§ **Collection entries**:
──────

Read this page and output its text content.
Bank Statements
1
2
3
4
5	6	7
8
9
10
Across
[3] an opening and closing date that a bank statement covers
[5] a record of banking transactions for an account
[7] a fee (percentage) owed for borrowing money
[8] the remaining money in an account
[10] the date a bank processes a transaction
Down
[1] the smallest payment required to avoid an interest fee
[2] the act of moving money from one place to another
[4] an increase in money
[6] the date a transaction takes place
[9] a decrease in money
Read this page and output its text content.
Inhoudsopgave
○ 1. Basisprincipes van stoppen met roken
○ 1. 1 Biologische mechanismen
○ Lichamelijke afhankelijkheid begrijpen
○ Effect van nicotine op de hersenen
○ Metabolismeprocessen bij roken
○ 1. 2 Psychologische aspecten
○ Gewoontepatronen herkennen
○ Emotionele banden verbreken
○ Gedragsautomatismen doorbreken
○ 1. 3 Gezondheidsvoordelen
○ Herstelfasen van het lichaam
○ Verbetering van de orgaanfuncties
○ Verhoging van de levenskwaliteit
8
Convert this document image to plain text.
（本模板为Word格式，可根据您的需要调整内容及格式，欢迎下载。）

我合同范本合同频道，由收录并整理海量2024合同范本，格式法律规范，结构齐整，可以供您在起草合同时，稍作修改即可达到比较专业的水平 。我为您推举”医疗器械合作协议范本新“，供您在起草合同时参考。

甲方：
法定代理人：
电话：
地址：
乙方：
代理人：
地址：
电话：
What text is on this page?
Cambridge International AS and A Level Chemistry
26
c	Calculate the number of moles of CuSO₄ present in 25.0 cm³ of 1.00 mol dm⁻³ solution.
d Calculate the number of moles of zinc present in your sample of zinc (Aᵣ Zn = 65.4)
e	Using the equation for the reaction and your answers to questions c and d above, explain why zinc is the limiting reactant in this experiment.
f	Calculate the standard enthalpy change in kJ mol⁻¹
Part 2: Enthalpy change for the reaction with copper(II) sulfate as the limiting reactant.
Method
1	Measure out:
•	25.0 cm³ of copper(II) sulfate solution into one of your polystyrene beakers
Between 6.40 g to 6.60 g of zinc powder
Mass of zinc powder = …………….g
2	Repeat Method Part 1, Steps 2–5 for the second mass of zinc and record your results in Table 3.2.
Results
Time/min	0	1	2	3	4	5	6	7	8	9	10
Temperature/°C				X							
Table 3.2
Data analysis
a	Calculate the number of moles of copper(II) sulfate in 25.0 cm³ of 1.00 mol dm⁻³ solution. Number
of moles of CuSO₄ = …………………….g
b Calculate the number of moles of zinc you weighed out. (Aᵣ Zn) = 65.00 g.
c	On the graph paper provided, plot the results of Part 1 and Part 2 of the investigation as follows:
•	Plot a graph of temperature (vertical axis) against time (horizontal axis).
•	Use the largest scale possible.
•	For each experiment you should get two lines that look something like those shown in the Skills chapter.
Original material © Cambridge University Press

──────

§ **Task to complete**: Search the data for "CuSO₄" and list every line in which it occurs.

§ **Solution for this exercise**:
c	Calculate the number of moles of CuSO₄ present in 25.0 cm³ of 1.00 mol dm⁻³ solution.
of moles of CuSO₄ = …………………….g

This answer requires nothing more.